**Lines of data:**
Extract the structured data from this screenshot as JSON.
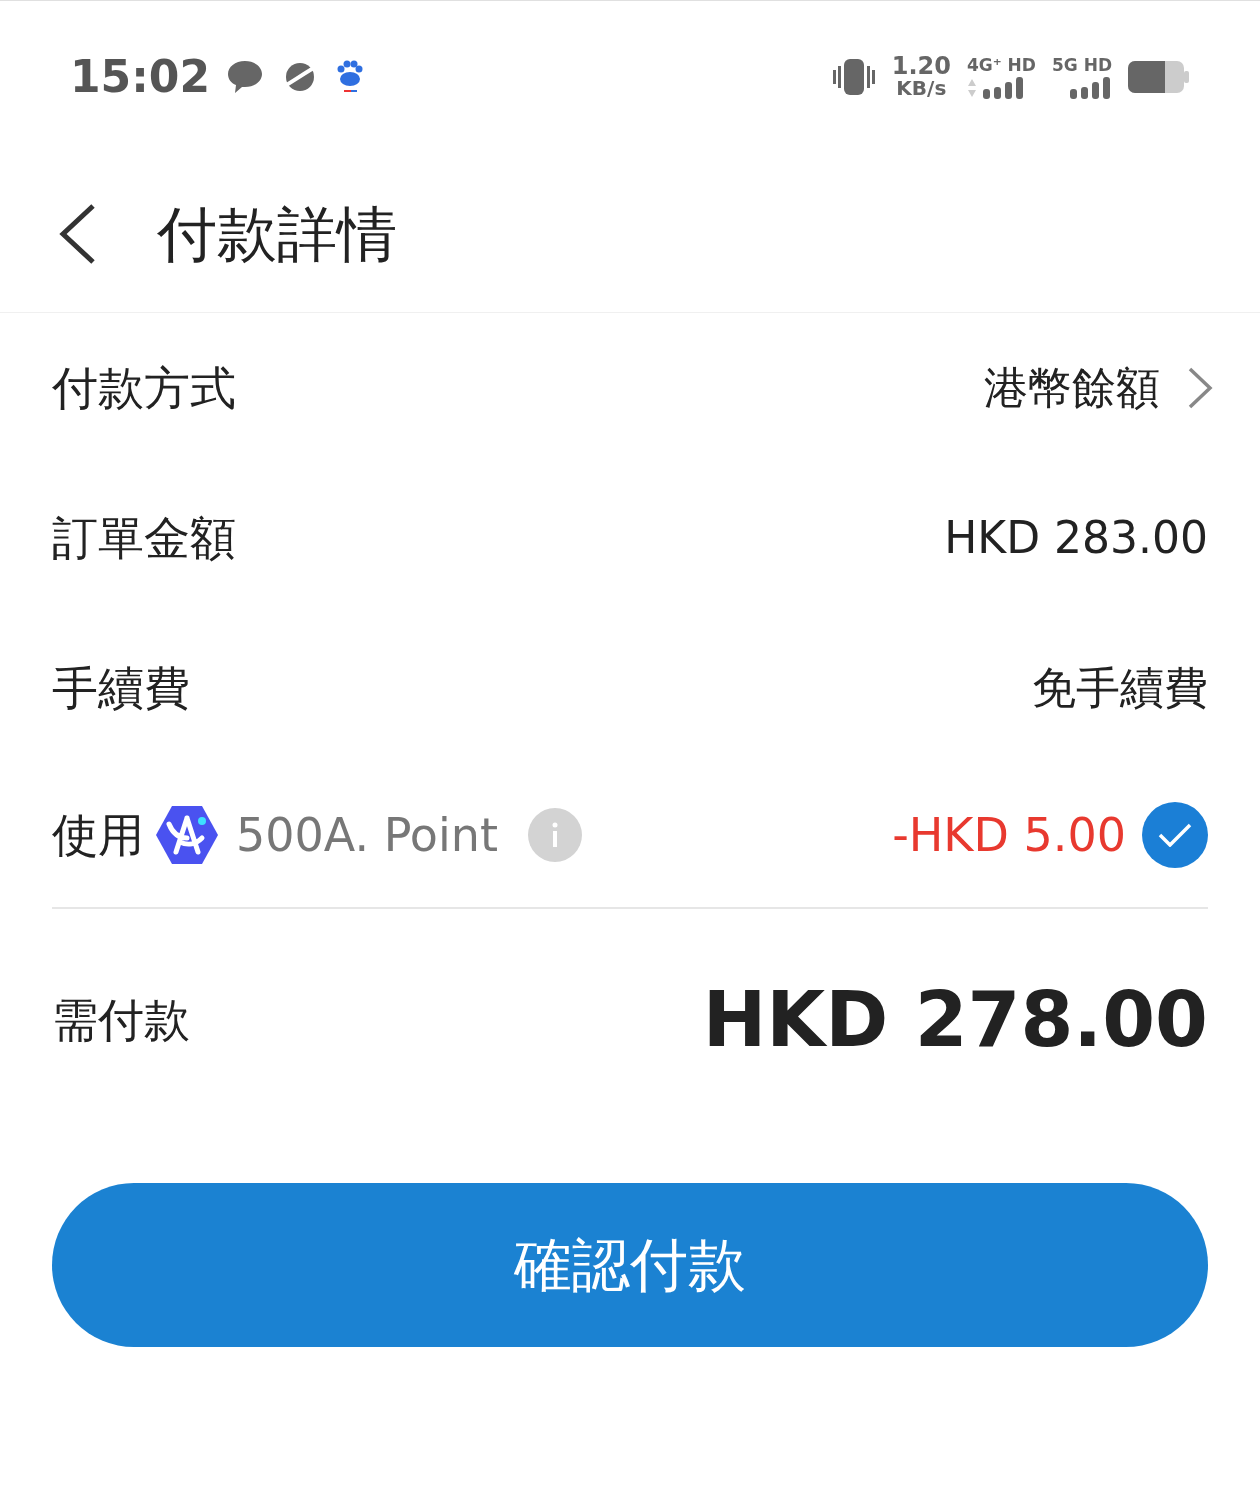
{
  "status_bar": {
    "time": "15:02",
    "speed_value": "1.20",
    "speed_unit": "KB/s",
    "network_1": "4G⁺ HD",
    "network_2": "5G HD"
  },
  "header": {
    "title": "付款詳情"
  },
  "rows": [
    {
      "kind": "link",
      "label": "付款方式",
      "value": "港幣餘額"
    },
    {
      "kind": "plain",
      "label": "訂單金額",
      "value": "HKD 283.00"
    },
    {
      "kind": "plain",
      "label": "手續費",
      "value": "免手續費"
    }
  ],
  "points": {
    "label": "使用",
    "name": "500A. Point",
    "amount": "-HKD 5.00",
    "checked": true
  },
  "total": {
    "label": "需付款",
    "value": "HKD 278.00"
  },
  "confirm_button": "確認付款"
}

**TASK TO CARRY OUT:** Print all of the entries word for word. Skip any images they contain.

**EXERCISE OUTPUT:**
Extract the structured data from this screenshot as JSON.
{
  "status_bar": {
    "time": "15:02",
    "speed_value": "1.20",
    "speed_unit": "KB/s",
    "network_1": "4G⁺ HD",
    "network_2": "5G HD"
  },
  "header": {
    "title": "付款詳情"
  },
  "rows": [
    {
      "kind": "link",
      "label": "付款方式",
      "value": "港幣餘額"
    },
    {
      "kind": "plain",
      "label": "訂單金額",
      "value": "HKD 283.00"
    },
    {
      "kind": "plain",
      "label": "手續費",
      "value": "免手續費"
    }
  ],
  "points": {
    "label": "使用",
    "name": "500A. Point",
    "amount": "-HKD 5.00",
    "checked": true
  },
  "total": {
    "label": "需付款",
    "value": "HKD 278.00"
  },
  "confirm_button": "確認付款"
}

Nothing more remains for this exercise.